Stated task
Produce a verbatim copy of the entries listed below.

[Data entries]

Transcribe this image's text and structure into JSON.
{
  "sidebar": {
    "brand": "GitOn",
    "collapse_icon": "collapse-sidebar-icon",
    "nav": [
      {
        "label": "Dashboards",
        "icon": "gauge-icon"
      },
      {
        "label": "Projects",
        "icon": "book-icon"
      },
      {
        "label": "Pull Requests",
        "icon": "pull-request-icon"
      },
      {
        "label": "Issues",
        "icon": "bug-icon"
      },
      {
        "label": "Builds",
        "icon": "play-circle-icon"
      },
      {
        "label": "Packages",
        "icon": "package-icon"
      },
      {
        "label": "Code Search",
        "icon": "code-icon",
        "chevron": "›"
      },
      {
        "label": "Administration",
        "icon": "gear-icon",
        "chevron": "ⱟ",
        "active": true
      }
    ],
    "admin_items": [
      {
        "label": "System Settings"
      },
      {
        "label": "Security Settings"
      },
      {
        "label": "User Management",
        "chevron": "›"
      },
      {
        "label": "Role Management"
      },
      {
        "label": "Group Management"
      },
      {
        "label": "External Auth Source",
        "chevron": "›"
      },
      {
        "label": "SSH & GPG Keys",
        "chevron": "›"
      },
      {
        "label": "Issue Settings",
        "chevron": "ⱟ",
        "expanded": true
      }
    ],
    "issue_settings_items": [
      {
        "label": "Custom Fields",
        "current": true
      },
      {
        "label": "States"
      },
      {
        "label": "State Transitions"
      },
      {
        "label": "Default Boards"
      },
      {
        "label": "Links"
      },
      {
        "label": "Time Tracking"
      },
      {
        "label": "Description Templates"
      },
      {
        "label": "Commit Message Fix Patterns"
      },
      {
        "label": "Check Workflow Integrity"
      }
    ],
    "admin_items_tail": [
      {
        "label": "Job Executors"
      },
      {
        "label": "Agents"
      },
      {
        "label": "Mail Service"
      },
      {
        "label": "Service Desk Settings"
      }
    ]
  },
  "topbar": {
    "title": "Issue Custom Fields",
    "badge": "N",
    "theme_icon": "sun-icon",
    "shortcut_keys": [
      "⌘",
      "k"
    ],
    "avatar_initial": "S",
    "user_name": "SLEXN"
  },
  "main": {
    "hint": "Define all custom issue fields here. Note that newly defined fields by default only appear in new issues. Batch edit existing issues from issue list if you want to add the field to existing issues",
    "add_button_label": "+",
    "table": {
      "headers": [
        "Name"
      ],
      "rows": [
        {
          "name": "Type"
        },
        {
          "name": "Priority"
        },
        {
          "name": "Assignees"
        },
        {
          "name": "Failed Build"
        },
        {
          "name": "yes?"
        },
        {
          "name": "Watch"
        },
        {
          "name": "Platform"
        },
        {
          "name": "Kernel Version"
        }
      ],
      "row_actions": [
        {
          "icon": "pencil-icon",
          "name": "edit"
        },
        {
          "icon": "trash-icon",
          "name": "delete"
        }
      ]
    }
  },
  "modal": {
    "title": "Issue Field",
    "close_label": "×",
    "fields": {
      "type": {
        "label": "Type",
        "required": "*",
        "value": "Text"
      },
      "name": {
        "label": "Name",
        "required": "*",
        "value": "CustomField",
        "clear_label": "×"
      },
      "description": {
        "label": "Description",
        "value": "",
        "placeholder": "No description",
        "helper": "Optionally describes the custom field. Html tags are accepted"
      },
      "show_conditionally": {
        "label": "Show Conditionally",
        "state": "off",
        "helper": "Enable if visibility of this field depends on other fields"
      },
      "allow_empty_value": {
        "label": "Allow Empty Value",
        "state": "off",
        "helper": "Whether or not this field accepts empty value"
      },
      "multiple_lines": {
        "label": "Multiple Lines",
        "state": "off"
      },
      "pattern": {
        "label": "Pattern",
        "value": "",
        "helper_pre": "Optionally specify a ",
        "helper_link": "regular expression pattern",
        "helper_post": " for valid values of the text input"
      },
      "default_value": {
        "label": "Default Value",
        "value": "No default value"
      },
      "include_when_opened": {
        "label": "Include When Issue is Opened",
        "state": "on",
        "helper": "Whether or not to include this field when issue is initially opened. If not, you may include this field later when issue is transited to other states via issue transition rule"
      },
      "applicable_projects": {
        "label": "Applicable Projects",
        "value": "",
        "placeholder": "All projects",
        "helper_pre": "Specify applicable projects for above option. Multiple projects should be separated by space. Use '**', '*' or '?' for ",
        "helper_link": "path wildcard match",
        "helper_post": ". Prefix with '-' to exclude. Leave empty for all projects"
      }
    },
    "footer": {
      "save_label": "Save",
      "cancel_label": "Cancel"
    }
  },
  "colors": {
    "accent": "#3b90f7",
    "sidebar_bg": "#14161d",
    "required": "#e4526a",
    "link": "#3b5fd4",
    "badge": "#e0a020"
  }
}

Complete response
Transcribe this image's text and structure into JSON.
{
  "sidebar": {
    "brand": "GitOn",
    "collapse_icon": "collapse-sidebar-icon",
    "nav": [
      {
        "label": "Dashboards",
        "icon": "gauge-icon"
      },
      {
        "label": "Projects",
        "icon": "book-icon"
      },
      {
        "label": "Pull Requests",
        "icon": "pull-request-icon"
      },
      {
        "label": "Issues",
        "icon": "bug-icon"
      },
      {
        "label": "Builds",
        "icon": "play-circle-icon"
      },
      {
        "label": "Packages",
        "icon": "package-icon"
      },
      {
        "label": "Code Search",
        "icon": "code-icon",
        "chevron": "›"
      },
      {
        "label": "Administration",
        "icon": "gear-icon",
        "chevron": "ⱟ",
        "active": true
      }
    ],
    "admin_items": [
      {
        "label": "System Settings"
      },
      {
        "label": "Security Settings"
      },
      {
        "label": "User Management",
        "chevron": "›"
      },
      {
        "label": "Role Management"
      },
      {
        "label": "Group Management"
      },
      {
        "label": "External Auth Source",
        "chevron": "›"
      },
      {
        "label": "SSH & GPG Keys",
        "chevron": "›"
      },
      {
        "label": "Issue Settings",
        "chevron": "ⱟ",
        "expanded": true
      }
    ],
    "issue_settings_items": [
      {
        "label": "Custom Fields",
        "current": true
      },
      {
        "label": "States"
      },
      {
        "label": "State Transitions"
      },
      {
        "label": "Default Boards"
      },
      {
        "label": "Links"
      },
      {
        "label": "Time Tracking"
      },
      {
        "label": "Description Templates"
      },
      {
        "label": "Commit Message Fix Patterns"
      },
      {
        "label": "Check Workflow Integrity"
      }
    ],
    "admin_items_tail": [
      {
        "label": "Job Executors"
      },
      {
        "label": "Agents"
      },
      {
        "label": "Mail Service"
      },
      {
        "label": "Service Desk Settings"
      }
    ]
  },
  "topbar": {
    "title": "Issue Custom Fields",
    "badge": "N",
    "theme_icon": "sun-icon",
    "shortcut_keys": [
      "⌘",
      "k"
    ],
    "avatar_initial": "S",
    "user_name": "SLEXN"
  },
  "main": {
    "hint": "Define all custom issue fields here. Note that newly defined fields by default only appear in new issues. Batch edit existing issues from issue list if you want to add the field to existing issues",
    "add_button_label": "+",
    "table": {
      "headers": [
        "Name"
      ],
      "rows": [
        {
          "name": "Type"
        },
        {
          "name": "Priority"
        },
        {
          "name": "Assignees"
        },
        {
          "name": "Failed Build"
        },
        {
          "name": "yes?"
        },
        {
          "name": "Watch"
        },
        {
          "name": "Platform"
        },
        {
          "name": "Kernel Version"
        }
      ],
      "row_actions": [
        {
          "icon": "pencil-icon",
          "name": "edit"
        },
        {
          "icon": "trash-icon",
          "name": "delete"
        }
      ]
    }
  },
  "modal": {
    "title": "Issue Field",
    "close_label": "×",
    "fields": {
      "type": {
        "label": "Type",
        "required": "*",
        "value": "Text"
      },
      "name": {
        "label": "Name",
        "required": "*",
        "value": "CustomField",
        "clear_label": "×"
      },
      "description": {
        "label": "Description",
        "value": "",
        "placeholder": "No description",
        "helper": "Optionally describes the custom field. Html tags are accepted"
      },
      "show_conditionally": {
        "label": "Show Conditionally",
        "state": "off",
        "helper": "Enable if visibility of this field depends on other fields"
      },
      "allow_empty_value": {
        "label": "Allow Empty Value",
        "state": "off",
        "helper": "Whether or not this field accepts empty value"
      },
      "multiple_lines": {
        "label": "Multiple Lines",
        "state": "off"
      },
      "pattern": {
        "label": "Pattern",
        "value": "",
        "helper_pre": "Optionally specify a ",
        "helper_link": "regular expression pattern",
        "helper_post": " for valid values of the text input"
      },
      "default_value": {
        "label": "Default Value",
        "value": "No default value"
      },
      "include_when_opened": {
        "label": "Include When Issue is Opened",
        "state": "on",
        "helper": "Whether or not to include this field when issue is initially opened. If not, you may include this field later when issue is transited to other states via issue transition rule"
      },
      "applicable_projects": {
        "label": "Applicable Projects",
        "value": "",
        "placeholder": "All projects",
        "helper_pre": "Specify applicable projects for above option. Multiple projects should be separated by space. Use '**', '*' or '?' for ",
        "helper_link": "path wildcard match",
        "helper_post": ". Prefix with '-' to exclude. Leave empty for all projects"
      }
    },
    "footer": {
      "save_label": "Save",
      "cancel_label": "Cancel"
    }
  },
  "colors": {
    "accent": "#3b90f7",
    "sidebar_bg": "#14161d",
    "required": "#e4526a",
    "link": "#3b5fd4",
    "badge": "#e0a020"
  }
}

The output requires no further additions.